_Input rows_:
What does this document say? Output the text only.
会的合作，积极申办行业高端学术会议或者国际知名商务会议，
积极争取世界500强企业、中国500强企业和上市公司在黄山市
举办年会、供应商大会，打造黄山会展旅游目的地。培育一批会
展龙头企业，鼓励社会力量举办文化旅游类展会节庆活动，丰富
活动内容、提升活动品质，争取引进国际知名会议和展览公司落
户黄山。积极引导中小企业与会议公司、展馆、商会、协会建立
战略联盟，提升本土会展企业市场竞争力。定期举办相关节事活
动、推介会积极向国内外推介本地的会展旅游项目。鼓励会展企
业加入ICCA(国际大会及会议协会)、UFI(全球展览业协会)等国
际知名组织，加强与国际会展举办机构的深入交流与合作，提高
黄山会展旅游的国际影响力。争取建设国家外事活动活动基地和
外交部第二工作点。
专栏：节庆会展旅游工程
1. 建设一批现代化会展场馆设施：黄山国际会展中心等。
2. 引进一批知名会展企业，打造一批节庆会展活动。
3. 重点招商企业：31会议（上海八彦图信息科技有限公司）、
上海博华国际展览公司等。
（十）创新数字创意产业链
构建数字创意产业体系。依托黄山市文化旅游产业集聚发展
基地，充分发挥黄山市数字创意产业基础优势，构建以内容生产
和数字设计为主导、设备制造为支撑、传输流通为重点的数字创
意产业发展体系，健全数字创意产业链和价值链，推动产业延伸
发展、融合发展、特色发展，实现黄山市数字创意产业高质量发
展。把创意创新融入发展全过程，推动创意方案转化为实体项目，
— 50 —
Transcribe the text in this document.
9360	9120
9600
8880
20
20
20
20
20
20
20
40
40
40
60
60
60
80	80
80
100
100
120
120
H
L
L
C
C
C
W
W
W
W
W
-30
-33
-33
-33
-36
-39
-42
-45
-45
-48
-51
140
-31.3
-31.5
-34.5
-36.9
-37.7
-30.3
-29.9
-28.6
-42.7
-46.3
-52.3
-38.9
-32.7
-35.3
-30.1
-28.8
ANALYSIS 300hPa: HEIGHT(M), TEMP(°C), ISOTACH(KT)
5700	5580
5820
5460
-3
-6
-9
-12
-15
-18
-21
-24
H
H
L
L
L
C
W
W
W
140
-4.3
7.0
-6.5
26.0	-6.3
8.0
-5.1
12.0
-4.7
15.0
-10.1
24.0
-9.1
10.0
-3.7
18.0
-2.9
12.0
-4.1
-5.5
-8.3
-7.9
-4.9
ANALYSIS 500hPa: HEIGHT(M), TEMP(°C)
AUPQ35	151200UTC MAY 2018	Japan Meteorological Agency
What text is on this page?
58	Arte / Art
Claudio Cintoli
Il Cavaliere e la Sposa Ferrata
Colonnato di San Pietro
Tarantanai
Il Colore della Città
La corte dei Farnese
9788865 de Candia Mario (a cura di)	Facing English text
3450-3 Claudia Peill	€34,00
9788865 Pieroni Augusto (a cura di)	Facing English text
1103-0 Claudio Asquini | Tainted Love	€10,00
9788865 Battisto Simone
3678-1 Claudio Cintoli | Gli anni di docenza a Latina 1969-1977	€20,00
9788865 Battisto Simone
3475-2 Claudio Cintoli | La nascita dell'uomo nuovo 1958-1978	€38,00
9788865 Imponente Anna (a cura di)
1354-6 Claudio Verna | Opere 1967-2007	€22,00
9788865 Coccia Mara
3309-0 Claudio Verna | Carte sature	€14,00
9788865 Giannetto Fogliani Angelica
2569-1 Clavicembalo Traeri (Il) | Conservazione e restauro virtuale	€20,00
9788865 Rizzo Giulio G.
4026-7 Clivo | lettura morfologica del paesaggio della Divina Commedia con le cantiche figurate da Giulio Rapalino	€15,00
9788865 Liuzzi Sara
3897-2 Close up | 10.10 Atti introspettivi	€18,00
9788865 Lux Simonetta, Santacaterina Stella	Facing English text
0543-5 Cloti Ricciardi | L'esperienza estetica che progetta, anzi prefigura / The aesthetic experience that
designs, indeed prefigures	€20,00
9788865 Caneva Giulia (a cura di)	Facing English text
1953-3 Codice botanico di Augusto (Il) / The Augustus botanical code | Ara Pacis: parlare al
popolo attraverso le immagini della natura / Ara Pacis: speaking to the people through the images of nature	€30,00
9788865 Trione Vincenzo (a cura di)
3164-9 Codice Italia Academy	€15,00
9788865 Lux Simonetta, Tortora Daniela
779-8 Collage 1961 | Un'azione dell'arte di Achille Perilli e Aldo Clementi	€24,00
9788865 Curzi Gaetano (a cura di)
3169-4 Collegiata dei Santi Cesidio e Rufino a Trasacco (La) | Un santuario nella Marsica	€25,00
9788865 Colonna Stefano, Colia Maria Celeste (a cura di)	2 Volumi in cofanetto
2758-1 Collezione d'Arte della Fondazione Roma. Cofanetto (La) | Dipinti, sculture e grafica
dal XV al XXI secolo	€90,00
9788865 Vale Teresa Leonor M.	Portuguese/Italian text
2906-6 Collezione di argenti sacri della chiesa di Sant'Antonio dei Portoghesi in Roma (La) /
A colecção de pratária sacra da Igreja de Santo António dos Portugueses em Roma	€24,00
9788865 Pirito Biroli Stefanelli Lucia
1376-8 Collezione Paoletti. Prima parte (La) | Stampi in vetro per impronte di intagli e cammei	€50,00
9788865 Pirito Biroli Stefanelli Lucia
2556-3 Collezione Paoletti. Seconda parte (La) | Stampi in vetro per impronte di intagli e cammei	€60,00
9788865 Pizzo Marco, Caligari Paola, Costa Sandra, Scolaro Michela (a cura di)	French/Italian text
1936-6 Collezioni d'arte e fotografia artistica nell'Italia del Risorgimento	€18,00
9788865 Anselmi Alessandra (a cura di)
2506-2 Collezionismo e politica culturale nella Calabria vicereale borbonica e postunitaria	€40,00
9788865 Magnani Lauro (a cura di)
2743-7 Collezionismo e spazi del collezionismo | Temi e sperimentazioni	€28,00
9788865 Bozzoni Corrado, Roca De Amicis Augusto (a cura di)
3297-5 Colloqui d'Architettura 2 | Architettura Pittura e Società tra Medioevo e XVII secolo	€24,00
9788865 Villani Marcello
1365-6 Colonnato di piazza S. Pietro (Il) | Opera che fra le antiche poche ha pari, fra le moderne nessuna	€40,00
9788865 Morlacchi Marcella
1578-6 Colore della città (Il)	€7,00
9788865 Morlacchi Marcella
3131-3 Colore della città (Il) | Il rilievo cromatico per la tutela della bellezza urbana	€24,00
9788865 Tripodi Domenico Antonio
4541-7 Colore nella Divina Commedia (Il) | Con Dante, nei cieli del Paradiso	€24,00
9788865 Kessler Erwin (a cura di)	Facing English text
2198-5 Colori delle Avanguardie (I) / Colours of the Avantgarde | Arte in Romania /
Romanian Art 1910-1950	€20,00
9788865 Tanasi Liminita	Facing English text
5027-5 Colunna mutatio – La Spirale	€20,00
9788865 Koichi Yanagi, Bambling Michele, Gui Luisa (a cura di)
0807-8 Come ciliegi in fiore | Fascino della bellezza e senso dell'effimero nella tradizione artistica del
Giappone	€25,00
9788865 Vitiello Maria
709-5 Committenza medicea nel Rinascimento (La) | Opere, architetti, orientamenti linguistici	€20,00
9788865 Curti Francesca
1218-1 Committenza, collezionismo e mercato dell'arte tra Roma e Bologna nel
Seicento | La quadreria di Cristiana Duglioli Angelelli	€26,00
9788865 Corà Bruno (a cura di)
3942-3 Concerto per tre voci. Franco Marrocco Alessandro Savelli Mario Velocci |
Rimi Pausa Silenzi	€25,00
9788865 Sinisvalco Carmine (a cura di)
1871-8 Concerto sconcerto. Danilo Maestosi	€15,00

_What to work on_: Take every line above carrying "ANALYSIS" and return it.

_Finished answer_:
ANALYSIS 300hPa: HEIGHT(M), TEMP(°C), ISOTACH(KT)
ANALYSIS 500hPa: HEIGHT(M), TEMP(°C)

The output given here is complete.